» Exercise instructions: Would you return all of this data exactly, leaving nothing out?

(Source data)
####
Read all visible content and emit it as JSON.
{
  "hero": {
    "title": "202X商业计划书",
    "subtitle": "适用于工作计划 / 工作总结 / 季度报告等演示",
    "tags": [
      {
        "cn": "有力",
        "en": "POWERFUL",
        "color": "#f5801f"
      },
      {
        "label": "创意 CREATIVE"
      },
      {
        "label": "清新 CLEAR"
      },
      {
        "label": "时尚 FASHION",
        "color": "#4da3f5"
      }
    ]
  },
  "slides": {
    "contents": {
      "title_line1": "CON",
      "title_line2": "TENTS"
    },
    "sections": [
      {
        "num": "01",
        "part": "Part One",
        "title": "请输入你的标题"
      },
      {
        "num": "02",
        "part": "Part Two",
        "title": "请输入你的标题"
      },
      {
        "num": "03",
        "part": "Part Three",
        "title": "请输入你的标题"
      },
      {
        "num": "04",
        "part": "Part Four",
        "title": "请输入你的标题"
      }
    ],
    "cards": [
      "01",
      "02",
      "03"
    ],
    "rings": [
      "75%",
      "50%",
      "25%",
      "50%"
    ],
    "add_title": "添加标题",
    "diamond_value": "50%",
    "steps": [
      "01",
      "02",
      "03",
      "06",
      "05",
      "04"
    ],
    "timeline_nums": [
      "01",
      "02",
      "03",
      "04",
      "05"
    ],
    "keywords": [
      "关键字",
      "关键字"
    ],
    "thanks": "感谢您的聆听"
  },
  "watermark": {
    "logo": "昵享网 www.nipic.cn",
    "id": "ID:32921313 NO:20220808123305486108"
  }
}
####
» Final answer:
Read all visible content and emit it as JSON.
{
  "hero": {
    "title": "202X商业计划书",
    "subtitle": "适用于工作计划 / 工作总结 / 季度报告等演示",
    "tags": [
      {
        "cn": "有力",
        "en": "POWERFUL",
        "color": "#f5801f"
      },
      {
        "label": "创意 CREATIVE"
      },
      {
        "label": "清新 CLEAR"
      },
      {
        "label": "时尚 FASHION",
        "color": "#4da3f5"
      }
    ]
  },
  "slides": {
    "contents": {
      "title_line1": "CON",
      "title_line2": "TENTS"
    },
    "sections": [
      {
        "num": "01",
        "part": "Part One",
        "title": "请输入你的标题"
      },
      {
        "num": "02",
        "part": "Part Two",
        "title": "请输入你的标题"
      },
      {
        "num": "03",
        "part": "Part Three",
        "title": "请输入你的标题"
      },
      {
        "num": "04",
        "part": "Part Four",
        "title": "请输入你的标题"
      }
    ],
    "cards": [
      "01",
      "02",
      "03"
    ],
    "rings": [
      "75%",
      "50%",
      "25%",
      "50%"
    ],
    "add_title": "添加标题",
    "diamond_value": "50%",
    "steps": [
      "01",
      "02",
      "03",
      "06",
      "05",
      "04"
    ],
    "timeline_nums": [
      "01",
      "02",
      "03",
      "04",
      "05"
    ],
    "keywords": [
      "关键字",
      "关键字"
    ],
    "thanks": "感谢您的聆听"
  },
  "watermark": {
    "logo": "昵享网 www.nipic.cn",
    "id": "ID:32921313 NO:20220808123305486108"
  }
}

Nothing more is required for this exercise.